Provided records
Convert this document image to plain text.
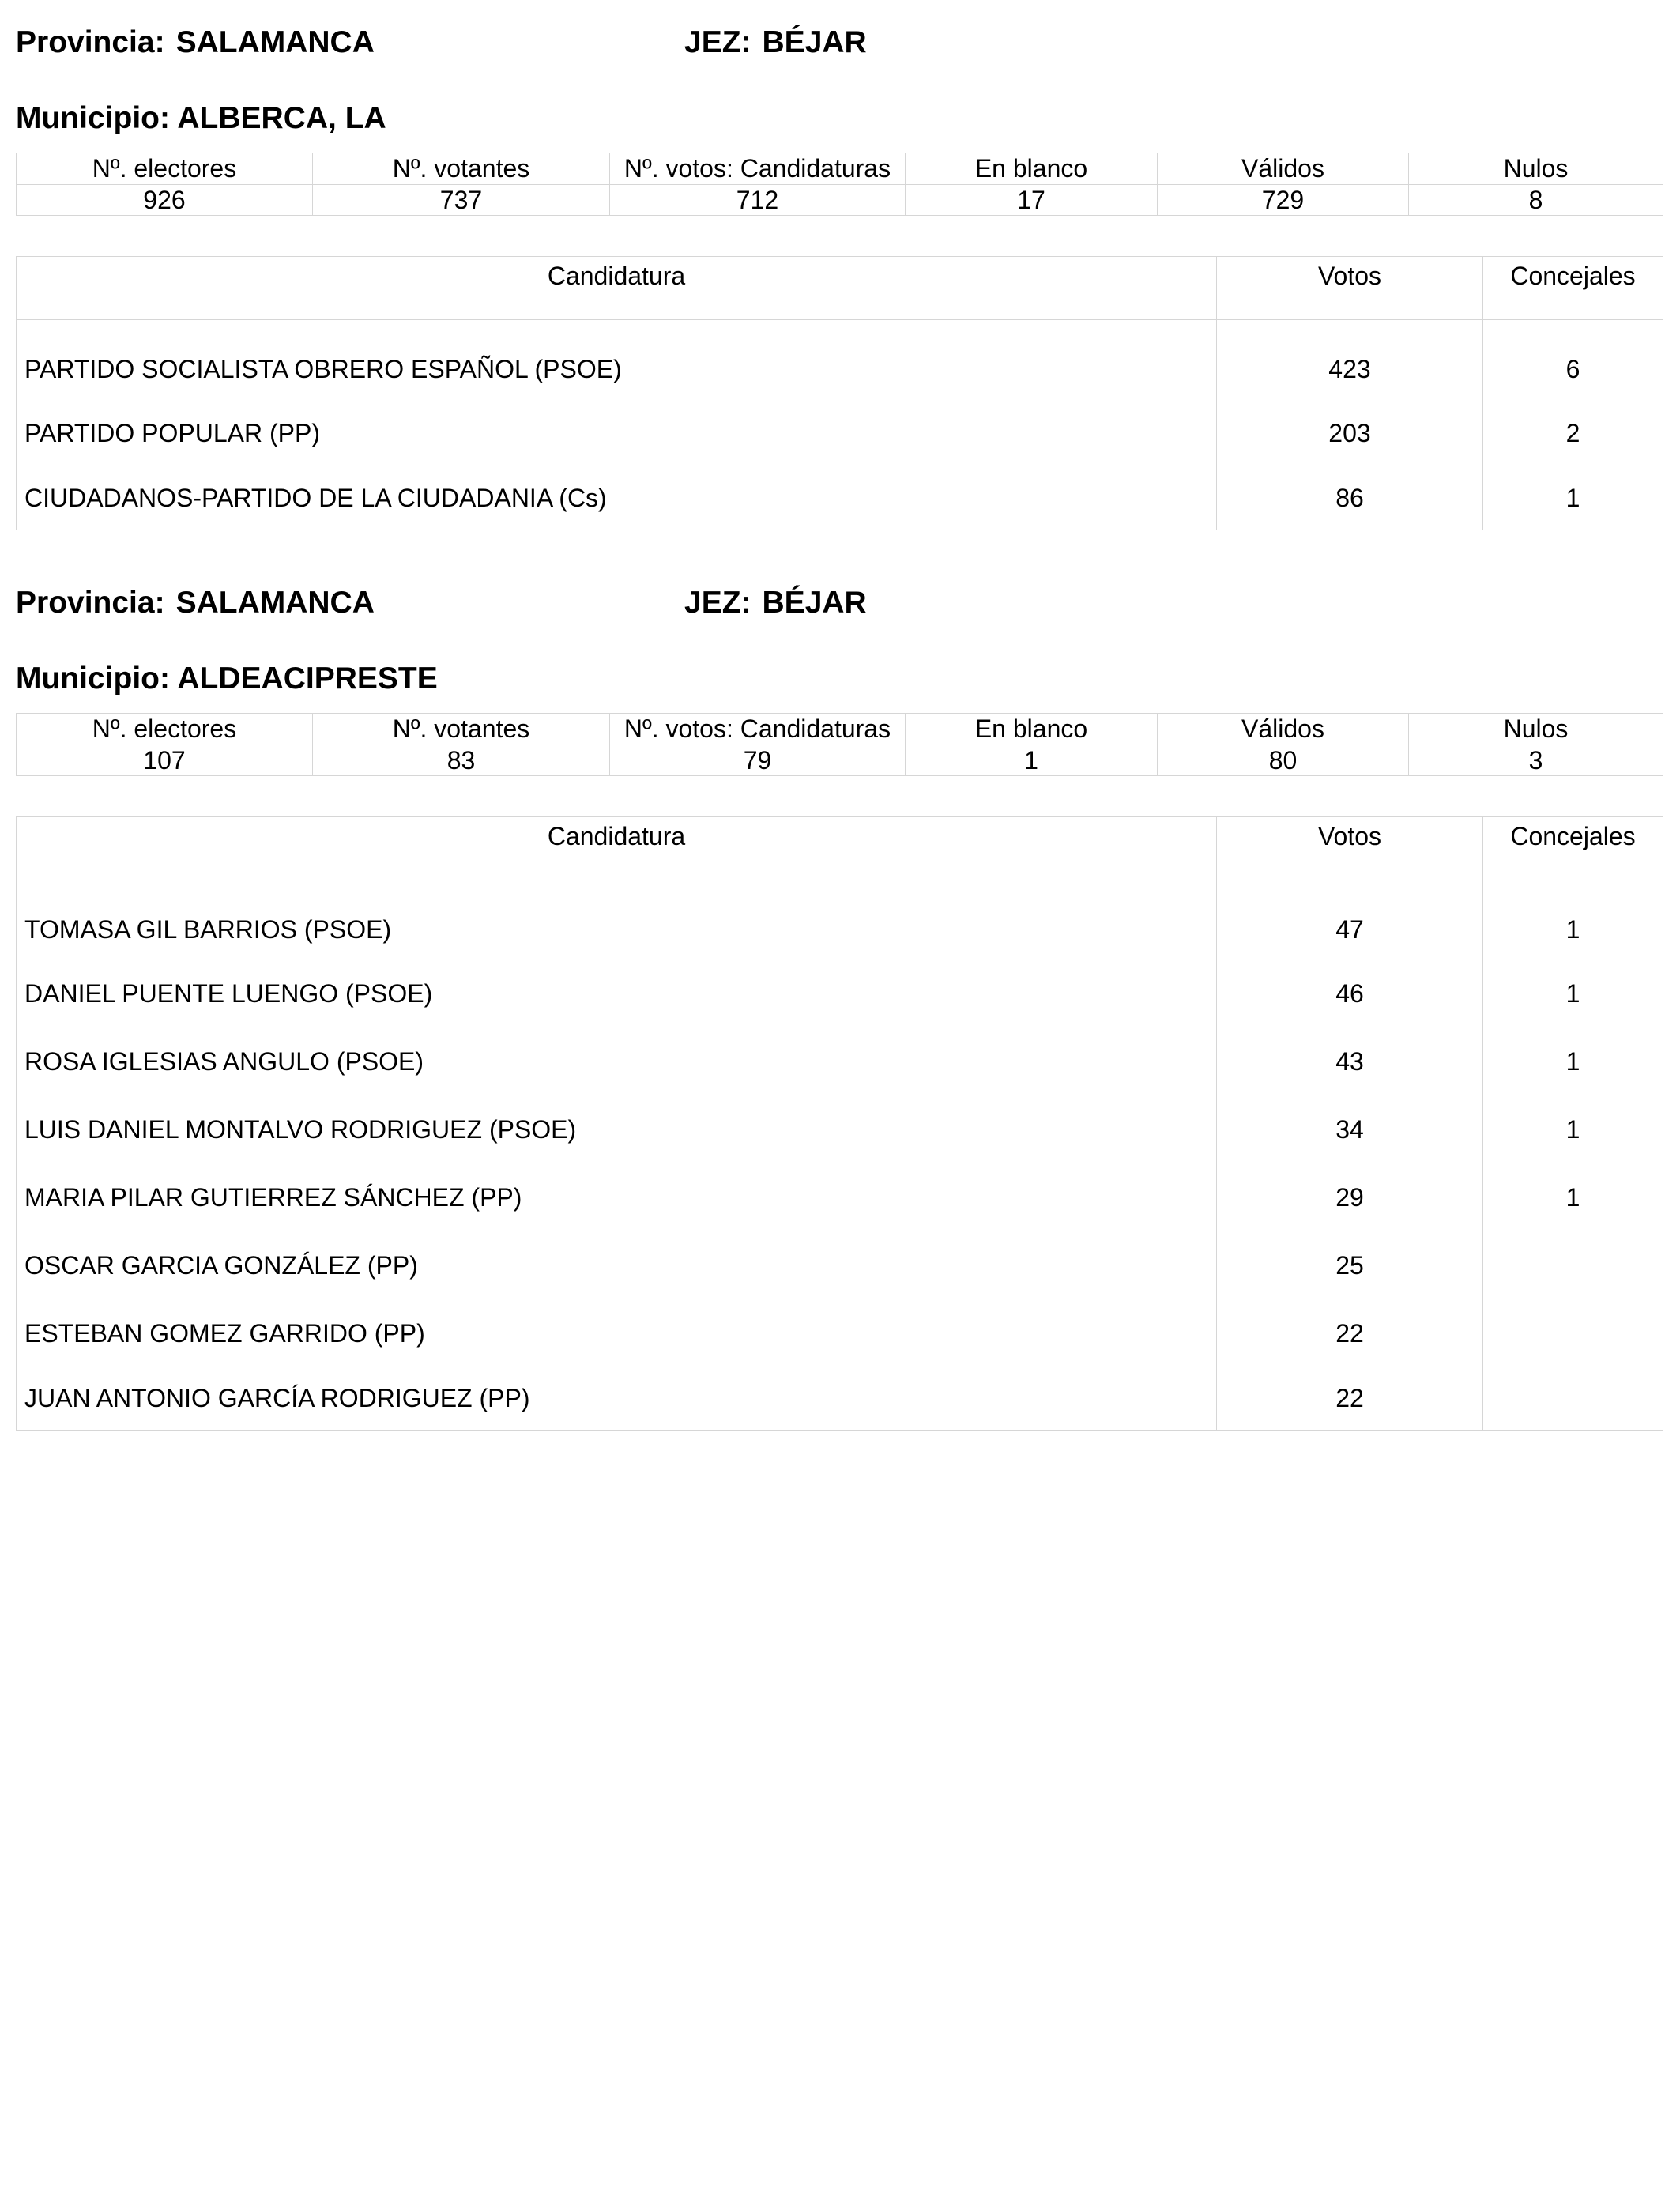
Provincia: SALAMANCA	JEZ: BÉJAR
Municipio: ALBERCA, LA
Nº. electores	Nº. votantes	Nº. votos: Candidaturas	En blanco	Válidos	Nulos
926	737	712	17	729	8
Candidatura	Votos	Concejales
PARTIDO SOCIALISTA OBRERO ESPAÑOL (PSOE)	423	6
PARTIDO POPULAR (PP)	203	2
CIUDADANOS-PARTIDO DE LA CIUDADANIA (Cs)	86	1
Provincia: SALAMANCA	JEZ: BÉJAR
Municipio: ALDEACIPRESTE
Nº. electores	Nº. votantes	Nº. votos: Candidaturas	En blanco	Válidos	Nulos
107	83	79	1	80	3
Candidatura	Votos	Concejales
TOMASA GIL BARRIOS (PSOE)	47	1
DANIEL PUENTE LUENGO (PSOE)	46	1
ROSA IGLESIAS ANGULO (PSOE)	43	1
LUIS DANIEL MONTALVO RODRIGUEZ (PSOE)	34	1
MARIA PILAR GUTIERREZ SÁNCHEZ (PP)	29	1
OSCAR GARCIA GONZÁLEZ (PP)	25	
ESTEBAN GOMEZ GARRIDO (PP)	22	
JUAN ANTONIO GARCÍA RODRIGUEZ (PP)	22	
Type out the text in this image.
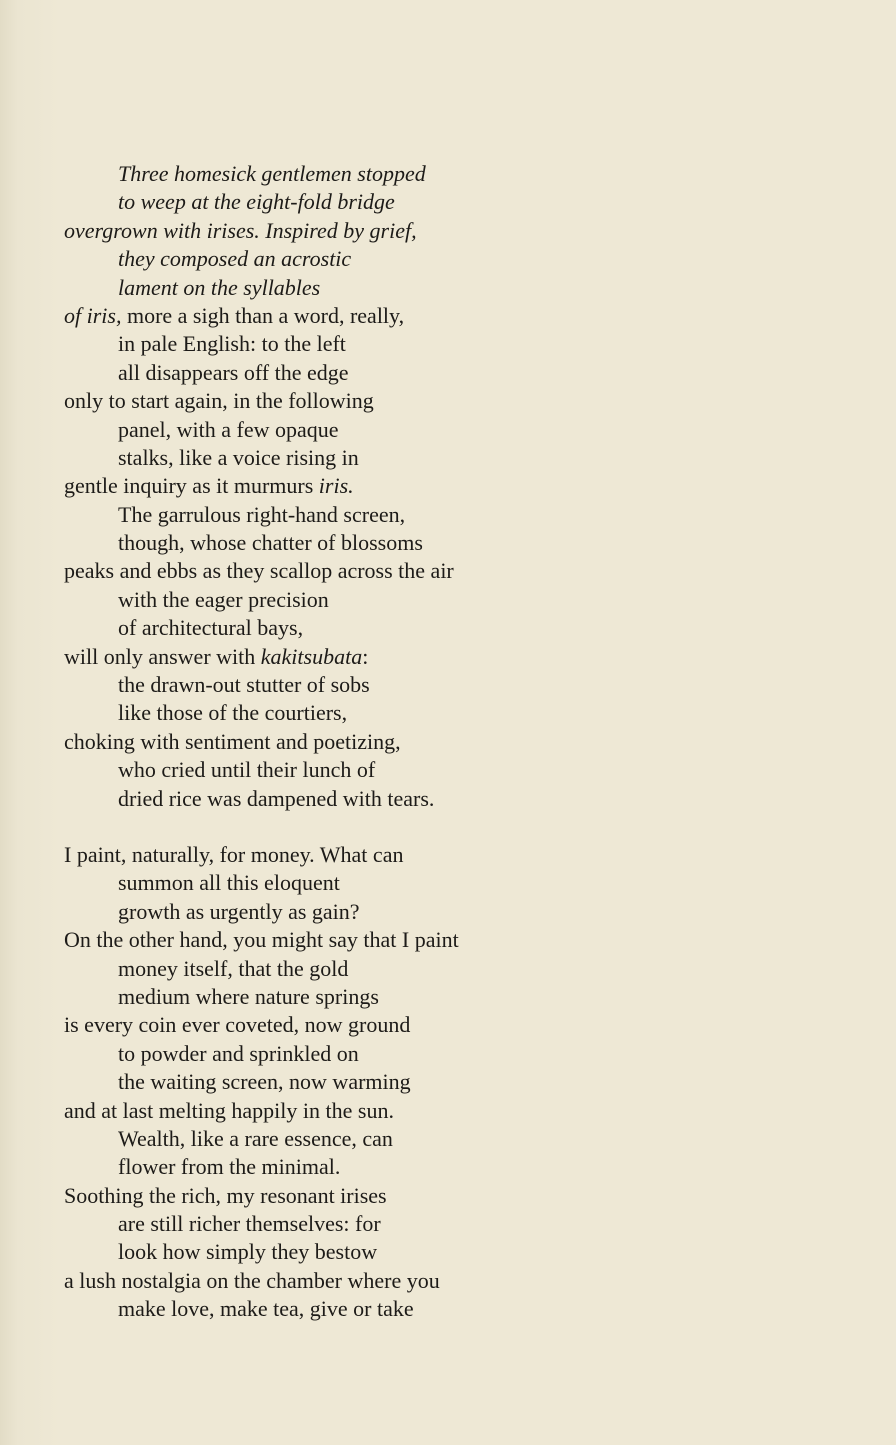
Three homesick gentlemen stopped
to weep at the eight-fold bridge
overgrown with irises. Inspired by grief,
they composed an acrostic
lament on the syllables
of iris, more a sigh than a word, really,
in pale English: to the left
all disappears off the edge
only to start again, in the following
panel, with a few opaque
stalks, like a voice rising in
gentle inquiry as it murmurs iris.
The garrulous right-hand screen,
though, whose chatter of blossoms
peaks and ebbs as they scallop across the air
with the eager precision
of architectural bays,
will only answer with kakitsubata:
the drawn-out stutter of sobs
like those of the courtiers,
choking with sentiment and poetizing,
who cried until their lunch of
dried rice was dampened with tears.
I paint, naturally, for money. What can
summon all this eloquent
growth as urgently as gain?
On the other hand, you might say that I paint
money itself, that the gold
medium where nature springs
is every coin ever coveted, now ground
to powder and sprinkled on
the waiting screen, now warming
and at last melting happily in the sun.
Wealth, like a rare essence, can
flower from the minimal.
Soothing the rich, my resonant irises
are still richer themselves: for
look how simply they bestow
a lush nostalgia on the chamber where you
make love, make tea, give or take
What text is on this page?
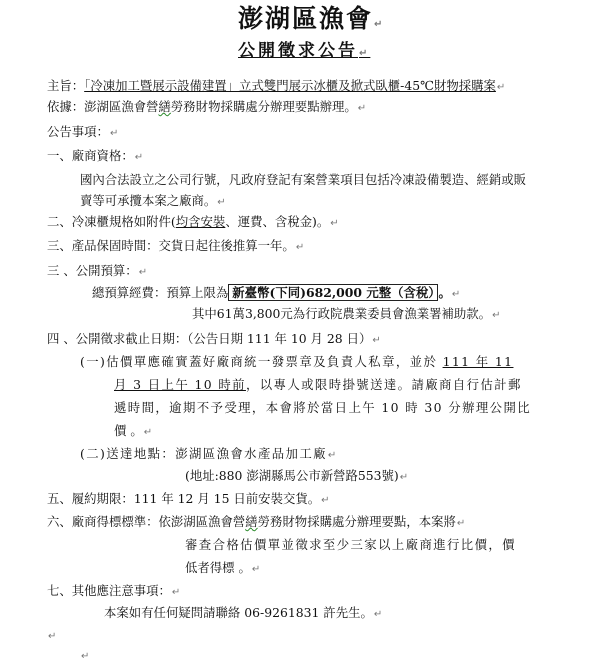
澎湖區漁會↵
公開徵求公告↵
主旨：「冷凍加工暨展示設備建置」立式雙門展示冰櫃及掀式臥櫃-45℃財物採購案↵
依據：澎湖區漁會營繕勞務財物採購處分辦理要點辦理。↵
公告事項：↵
一、廠商資格：↵
國內合法設立之公司行號，凡政府登記有案營業項目包括冷凍設備製造、經銷或販
賣等可承攬本案之廠商。↵
二、冷凍櫃規格如附件(均含安裝、運費、含稅金)。↵
三、產品保固時間：交貨日起往後推算一年。↵
三 、公開預算：↵
總預算經費：預算上限為 新臺幣(下同)682,000 元整（含稅） 。↵
其中61萬3,800元為行政院農業委員會漁業署補助款。↵
四 、公開徵求截止日期：（公告日期 111 年 10 月 28 日）↵
(一)估價單應確實蓋好廠商統一發票章及負責人私章，並於 111 年 11
月 3 日上午 10 時前，以專人或限時掛號送達。請廠商自行估計郵
遞時間，逾期不予受理，本會將於當日上午 10 時 30 分辦理公開比
價 。↵
(二)送達地點：澎湖區漁會水產品加工廠↵
(地址:880 澎湖縣馬公市新營路553號)↵
五、履約期限：111 年 12 月 15 日前安裝交貨。↵
六、廠商得標標準：依澎湖區漁會營繕勞務財物採購處分辦理要點，本案將↵
審查合格估價單並徵求至少三家以上廠商進行比價，價
低者得標 。↵
七、其他應注意事項：↵
本案如有任何疑問請聯絡 06-9261831 許先生。↵
↵
↵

Objective
Images should not appear in the copy; retype the listing above exactly.

Problem solution
Convert this document image to plain text.
Provincia: SALAMANCA	JEZ: BÉJAR
Municipio: ALBERCA, LA
Nº. electores	Nº. votantes	Nº. votos: Candidaturas	En blanco	Válidos	Nulos
926	737	712	17	729	8
Candidatura	Votos	Concejales
PARTIDO SOCIALISTA OBRERO ESPAÑOL (PSOE)	423	6
PARTIDO POPULAR (PP)	203	2
CIUDADANOS-PARTIDO DE LA CIUDADANIA (Cs)	86	1
Provincia: SALAMANCA	JEZ: BÉJAR
Municipio: ALDEACIPRESTE
Nº. electores	Nº. votantes	Nº. votos: Candidaturas	En blanco	Válidos	Nulos
107	83	79	1	80	3
Candidatura	Votos	Concejales
TOMASA GIL BARRIOS (PSOE)	47	1
DANIEL PUENTE LUENGO (PSOE)	46	1
ROSA IGLESIAS ANGULO (PSOE)	43	1
LUIS DANIEL MONTALVO RODRIGUEZ (PSOE)	34	1
MARIA PILAR GUTIERREZ SÁNCHEZ (PP)	29	1
OSCAR GARCIA GONZÁLEZ (PP)	25	
ESTEBAN GOMEZ GARRIDO (PP)	22	
JUAN ANTONIO GARCÍA RODRIGUEZ (PP)	22	
Type out the text in this image.
Three homesick gentlemen stopped
to weep at the eight-fold bridge
overgrown with irises. Inspired by grief,
they composed an acrostic
lament on the syllables
of iris, more a sigh than a word, really,
in pale English: to the left
all disappears off the edge
only to start again, in the following
panel, with a few opaque
stalks, like a voice rising in
gentle inquiry as it murmurs iris.
The garrulous right-hand screen,
though, whose chatter of blossoms
peaks and ebbs as they scallop across the air
with the eager precision
of architectural bays,
will only answer with kakitsubata:
the drawn-out stutter of sobs
like those of the courtiers,
choking with sentiment and poetizing,
who cried until their lunch of
dried rice was dampened with tears.
I paint, naturally, for money. What can
summon all this eloquent
growth as urgently as gain?
On the other hand, you might say that I paint
money itself, that the gold
medium where nature springs
is every coin ever coveted, now ground
to powder and sprinkled on
the waiting screen, now warming
and at last melting happily in the sun.
Wealth, like a rare essence, can
flower from the minimal.
Soothing the rich, my resonant irises
are still richer themselves: for
look how simply they bestow
a lush nostalgia on the chamber where you
make love, make tea, give or take
What text is on this page?
澎湖區漁會↵
公開徵求公告↵
主旨：「冷凍加工暨展示設備建置」立式雙門展示冰櫃及掀式臥櫃-45℃財物採購案↵
依據：澎湖區漁會營繕勞務財物採購處分辦理要點辦理。↵
公告事項：↵
一、廠商資格：↵
國內合法設立之公司行號，凡政府登記有案營業項目包括冷凍設備製造、經銷或販
賣等可承攬本案之廠商。↵
二、冷凍櫃規格如附件(均含安裝、運費、含稅金)。↵
三、產品保固時間：交貨日起往後推算一年。↵
三 、公開預算：↵
總預算經費：預算上限為 新臺幣(下同)682,000 元整（含稅） 。↵
其中61萬3,800元為行政院農業委員會漁業署補助款。↵
四 、公開徵求截止日期：（公告日期 111 年 10 月 28 日）↵
(一)估價單應確實蓋好廠商統一發票章及負責人私章，並於 111 年 11
月 3 日上午 10 時前，以專人或限時掛號送達。請廠商自行估計郵
遞時間，逾期不予受理，本會將於當日上午 10 時 30 分辦理公開比
價 。↵
(二)送達地點：澎湖區漁會水產品加工廠↵
(地址:880 澎湖縣馬公市新營路553號)↵
五、履約期限：111 年 12 月 15 日前安裝交貨。↵
六、廠商得標標準：依澎湖區漁會營繕勞務財物採購處分辦理要點，本案將↵
審查合格估價單並徵求至少三家以上廠商進行比價，價
低者得標 。↵
七、其他應注意事項：↵
本案如有任何疑問請聯絡 06-9261831 許先生。↵
↵
↵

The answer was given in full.